## START

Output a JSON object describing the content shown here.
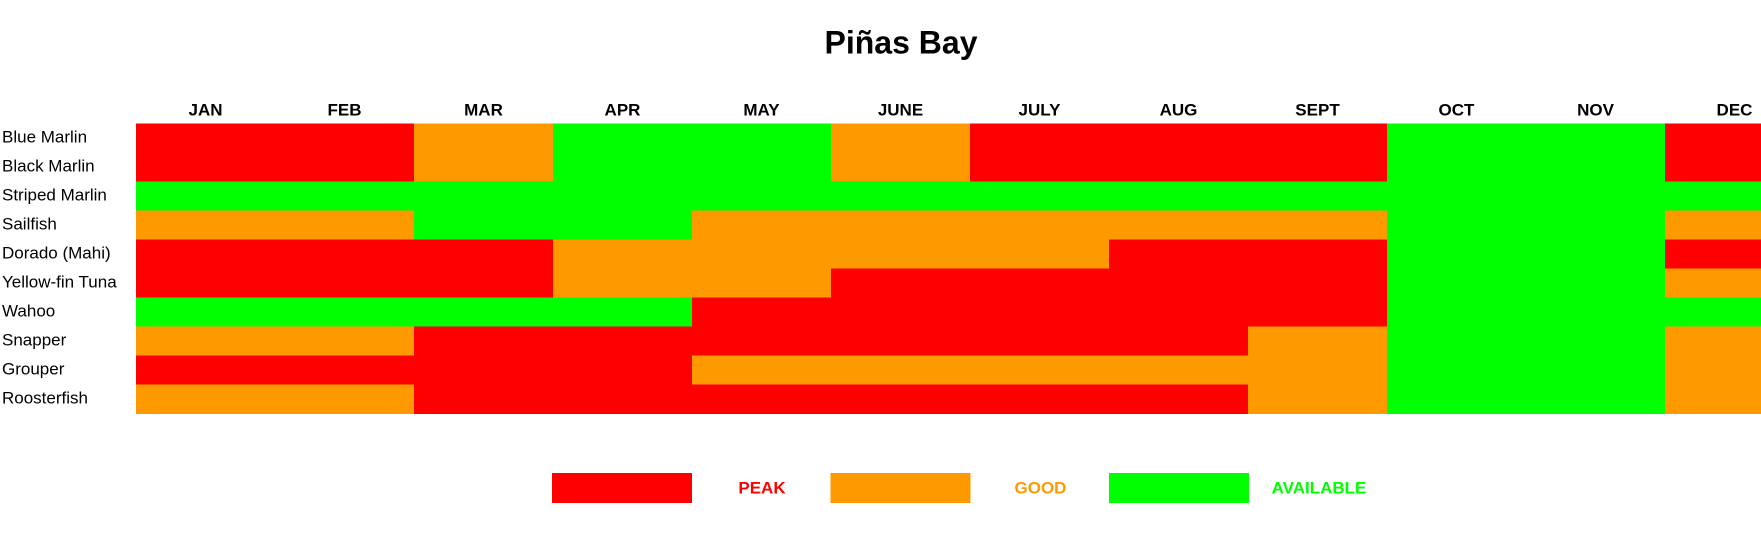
{
  "title": "Piñas Bay",
  "months": [
    "JAN",
    "FEB",
    "MAR",
    "APR",
    "MAY",
    "JUNE",
    "JULY",
    "AUG",
    "SEPT",
    "OCT",
    "NOV",
    "DEC"
  ],
  "legend": [
    {
      "label": "PEAK",
      "color": "#ff0000"
    },
    {
      "label": "GOOD",
      "color": "#ff9900"
    },
    {
      "label": "AVAILABLE",
      "color": "#00ff00"
    }
  ],
  "rows": [
    {
      "name": "Blue Marlin",
      "cells": [
        0,
        0,
        1,
        2,
        2,
        1,
        0,
        0,
        0,
        2,
        2,
        0
      ]
    },
    {
      "name": "Black Marlin",
      "cells": [
        0,
        0,
        1,
        2,
        2,
        1,
        0,
        0,
        0,
        2,
        2,
        0
      ]
    },
    {
      "name": "Striped Marlin",
      "cells": [
        2,
        2,
        2,
        2,
        2,
        2,
        2,
        2,
        2,
        2,
        2,
        2
      ]
    },
    {
      "name": "Sailfish",
      "cells": [
        1,
        1,
        2,
        2,
        1,
        1,
        1,
        1,
        1,
        2,
        2,
        1
      ]
    },
    {
      "name": "Dorado (Mahi)",
      "cells": [
        0,
        0,
        0,
        1,
        1,
        1,
        1,
        0,
        0,
        2,
        2,
        0
      ]
    },
    {
      "name": "Yellow-fin Tuna",
      "cells": [
        0,
        0,
        0,
        1,
        1,
        0,
        0,
        0,
        0,
        2,
        2,
        1
      ]
    },
    {
      "name": "Wahoo",
      "cells": [
        2,
        2,
        2,
        2,
        0,
        0,
        0,
        0,
        0,
        2,
        2,
        2
      ]
    },
    {
      "name": "Snapper",
      "cells": [
        1,
        1,
        0,
        0,
        0,
        0,
        0,
        0,
        1,
        2,
        2,
        1
      ]
    },
    {
      "name": "Grouper",
      "cells": [
        0,
        0,
        0,
        0,
        1,
        1,
        1,
        1,
        1,
        2,
        2,
        1
      ]
    },
    {
      "name": "Roosterfish",
      "cells": [
        1,
        1,
        0,
        0,
        0,
        0,
        0,
        0,
        1,
        2,
        2,
        1
      ]
    }
  ]
}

## END

#### [Set task]
Reproduce every entry word for word, but skip any pictures.

#### [Reply]
Output a JSON object describing the content shown here.
{
  "title": "Piñas Bay",
  "months": [
    "JAN",
    "FEB",
    "MAR",
    "APR",
    "MAY",
    "JUNE",
    "JULY",
    "AUG",
    "SEPT",
    "OCT",
    "NOV",
    "DEC"
  ],
  "legend": [
    {
      "label": "PEAK",
      "color": "#ff0000"
    },
    {
      "label": "GOOD",
      "color": "#ff9900"
    },
    {
      "label": "AVAILABLE",
      "color": "#00ff00"
    }
  ],
  "rows": [
    {
      "name": "Blue Marlin",
      "cells": [
        0,
        0,
        1,
        2,
        2,
        1,
        0,
        0,
        0,
        2,
        2,
        0
      ]
    },
    {
      "name": "Black Marlin",
      "cells": [
        0,
        0,
        1,
        2,
        2,
        1,
        0,
        0,
        0,
        2,
        2,
        0
      ]
    },
    {
      "name": "Striped Marlin",
      "cells": [
        2,
        2,
        2,
        2,
        2,
        2,
        2,
        2,
        2,
        2,
        2,
        2
      ]
    },
    {
      "name": "Sailfish",
      "cells": [
        1,
        1,
        2,
        2,
        1,
        1,
        1,
        1,
        1,
        2,
        2,
        1
      ]
    },
    {
      "name": "Dorado (Mahi)",
      "cells": [
        0,
        0,
        0,
        1,
        1,
        1,
        1,
        0,
        0,
        2,
        2,
        0
      ]
    },
    {
      "name": "Yellow-fin Tuna",
      "cells": [
        0,
        0,
        0,
        1,
        1,
        0,
        0,
        0,
        0,
        2,
        2,
        1
      ]
    },
    {
      "name": "Wahoo",
      "cells": [
        2,
        2,
        2,
        2,
        0,
        0,
        0,
        0,
        0,
        2,
        2,
        2
      ]
    },
    {
      "name": "Snapper",
      "cells": [
        1,
        1,
        0,
        0,
        0,
        0,
        0,
        0,
        1,
        2,
        2,
        1
      ]
    },
    {
      "name": "Grouper",
      "cells": [
        0,
        0,
        0,
        0,
        1,
        1,
        1,
        1,
        1,
        2,
        2,
        1
      ]
    },
    {
      "name": "Roosterfish",
      "cells": [
        1,
        1,
        0,
        0,
        0,
        0,
        0,
        0,
        1,
        2,
        2,
        1
      ]
    }
  ]
}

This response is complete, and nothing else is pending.